• Required task
Reproduce each line exactly, including spacing and punctuation.
──────── Data listing
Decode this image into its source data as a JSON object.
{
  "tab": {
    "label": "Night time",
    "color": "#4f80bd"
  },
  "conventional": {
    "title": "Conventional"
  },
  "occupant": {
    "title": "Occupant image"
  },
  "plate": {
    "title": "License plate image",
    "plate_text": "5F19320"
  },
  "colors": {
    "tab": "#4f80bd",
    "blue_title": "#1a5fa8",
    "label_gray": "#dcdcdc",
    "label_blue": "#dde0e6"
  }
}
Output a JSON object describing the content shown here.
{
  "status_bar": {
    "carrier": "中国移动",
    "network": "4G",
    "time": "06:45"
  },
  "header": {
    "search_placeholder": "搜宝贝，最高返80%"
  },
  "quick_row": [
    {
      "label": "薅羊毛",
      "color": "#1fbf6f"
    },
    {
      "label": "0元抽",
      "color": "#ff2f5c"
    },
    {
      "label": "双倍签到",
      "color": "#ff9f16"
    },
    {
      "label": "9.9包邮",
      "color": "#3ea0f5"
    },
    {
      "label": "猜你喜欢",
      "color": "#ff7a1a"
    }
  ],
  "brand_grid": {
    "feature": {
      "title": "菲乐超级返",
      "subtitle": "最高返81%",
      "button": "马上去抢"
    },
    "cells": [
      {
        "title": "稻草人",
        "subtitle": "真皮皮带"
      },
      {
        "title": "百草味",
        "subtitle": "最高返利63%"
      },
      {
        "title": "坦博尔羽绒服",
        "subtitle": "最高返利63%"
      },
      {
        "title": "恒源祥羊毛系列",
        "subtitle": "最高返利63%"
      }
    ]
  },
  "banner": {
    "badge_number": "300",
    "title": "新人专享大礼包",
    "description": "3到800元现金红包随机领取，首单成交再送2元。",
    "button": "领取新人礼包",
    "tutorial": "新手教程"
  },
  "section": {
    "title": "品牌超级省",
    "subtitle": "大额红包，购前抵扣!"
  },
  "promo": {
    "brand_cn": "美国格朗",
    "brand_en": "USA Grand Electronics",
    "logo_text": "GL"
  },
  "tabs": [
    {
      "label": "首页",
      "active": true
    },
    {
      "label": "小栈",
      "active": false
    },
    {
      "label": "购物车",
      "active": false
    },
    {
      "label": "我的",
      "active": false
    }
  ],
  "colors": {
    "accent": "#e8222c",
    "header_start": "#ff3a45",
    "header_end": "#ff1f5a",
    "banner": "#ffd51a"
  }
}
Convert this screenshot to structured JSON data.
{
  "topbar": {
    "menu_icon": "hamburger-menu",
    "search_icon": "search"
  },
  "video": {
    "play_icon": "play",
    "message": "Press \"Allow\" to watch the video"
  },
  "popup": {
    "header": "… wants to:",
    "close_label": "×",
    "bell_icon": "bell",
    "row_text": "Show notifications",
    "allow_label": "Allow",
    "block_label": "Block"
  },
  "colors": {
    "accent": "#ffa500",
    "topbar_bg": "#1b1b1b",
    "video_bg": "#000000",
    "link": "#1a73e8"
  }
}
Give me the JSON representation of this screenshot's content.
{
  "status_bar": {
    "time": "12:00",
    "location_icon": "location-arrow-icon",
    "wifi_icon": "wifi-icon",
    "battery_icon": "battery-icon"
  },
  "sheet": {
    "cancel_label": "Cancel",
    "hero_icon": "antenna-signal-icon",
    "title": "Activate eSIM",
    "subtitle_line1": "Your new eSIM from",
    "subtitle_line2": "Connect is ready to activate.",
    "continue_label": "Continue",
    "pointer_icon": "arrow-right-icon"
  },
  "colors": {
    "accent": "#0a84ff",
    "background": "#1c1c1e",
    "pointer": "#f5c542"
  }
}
────────────────
• Answer to the exercise
Decode this image into its source data as a JSON object.
{
  "tab": {
    "label": "Night time",
    "color": "#4f80bd"
  },
  "conventional": {
    "title": "Conventional"
  },
  "occupant": {
    "title": "Occupant image"
  },
  "plate": {
    "title": "License plate image",
    "plate_text": "5F19320"
  },
  "colors": {
    "tab": "#4f80bd",
    "blue_title": "#1a5fa8",
    "label_gray": "#dcdcdc",
    "label_blue": "#dde0e6"
  }
}
Output a JSON object describing the content shown here.
{
  "status_bar": {
    "carrier": "中国移动",
    "network": "4G",
    "time": "06:45"
  },
  "header": {
    "search_placeholder": "搜宝贝，最高返80%"
  },
  "quick_row": [
    {
      "label": "薅羊毛",
      "color": "#1fbf6f"
    },
    {
      "label": "0元抽",
      "color": "#ff2f5c"
    },
    {
      "label": "双倍签到",
      "color": "#ff9f16"
    },
    {
      "label": "9.9包邮",
      "color": "#3ea0f5"
    },
    {
      "label": "猜你喜欢",
      "color": "#ff7a1a"
    }
  ],
  "brand_grid": {
    "feature": {
      "title": "菲乐超级返",
      "subtitle": "最高返81%",
      "button": "马上去抢"
    },
    "cells": [
      {
        "title": "稻草人",
        "subtitle": "真皮皮带"
      },
      {
        "title": "百草味",
        "subtitle": "最高返利63%"
      },
      {
        "title": "坦博尔羽绒服",
        "subtitle": "最高返利63%"
      },
      {
        "title": "恒源祥羊毛系列",
        "subtitle": "最高返利63%"
      }
    ]
  },
  "banner": {
    "badge_number": "300",
    "title": "新人专享大礼包",
    "description": "3到800元现金红包随机领取，首单成交再送2元。",
    "button": "领取新人礼包",
    "tutorial": "新手教程"
  },
  "section": {
    "title": "品牌超级省",
    "subtitle": "大额红包，购前抵扣!"
  },
  "promo": {
    "brand_cn": "美国格朗",
    "brand_en": "USA Grand Electronics",
    "logo_text": "GL"
  },
  "tabs": [
    {
      "label": "首页",
      "active": true
    },
    {
      "label": "小栈",
      "active": false
    },
    {
      "label": "购物车",
      "active": false
    },
    {
      "label": "我的",
      "active": false
    }
  ],
  "colors": {
    "accent": "#e8222c",
    "header_start": "#ff3a45",
    "header_end": "#ff1f5a",
    "banner": "#ffd51a"
  }
}
Convert this screenshot to structured JSON data.
{
  "topbar": {
    "menu_icon": "hamburger-menu",
    "search_icon": "search"
  },
  "video": {
    "play_icon": "play",
    "message": "Press \"Allow\" to watch the video"
  },
  "popup": {
    "header": "… wants to:",
    "close_label": "×",
    "bell_icon": "bell",
    "row_text": "Show notifications",
    "allow_label": "Allow",
    "block_label": "Block"
  },
  "colors": {
    "accent": "#ffa500",
    "topbar_bg": "#1b1b1b",
    "video_bg": "#000000",
    "link": "#1a73e8"
  }
}
Give me the JSON representation of this screenshot's content.
{
  "status_bar": {
    "time": "12:00",
    "location_icon": "location-arrow-icon",
    "wifi_icon": "wifi-icon",
    "battery_icon": "battery-icon"
  },
  "sheet": {
    "cancel_label": "Cancel",
    "hero_icon": "antenna-signal-icon",
    "title": "Activate eSIM",
    "subtitle_line1": "Your new eSIM from",
    "subtitle_line2": "Connect is ready to activate.",
    "continue_label": "Continue",
    "pointer_icon": "arrow-right-icon"
  },
  "colors": {
    "accent": "#0a84ff",
    "background": "#1c1c1e",
    "pointer": "#f5c542"
  }
}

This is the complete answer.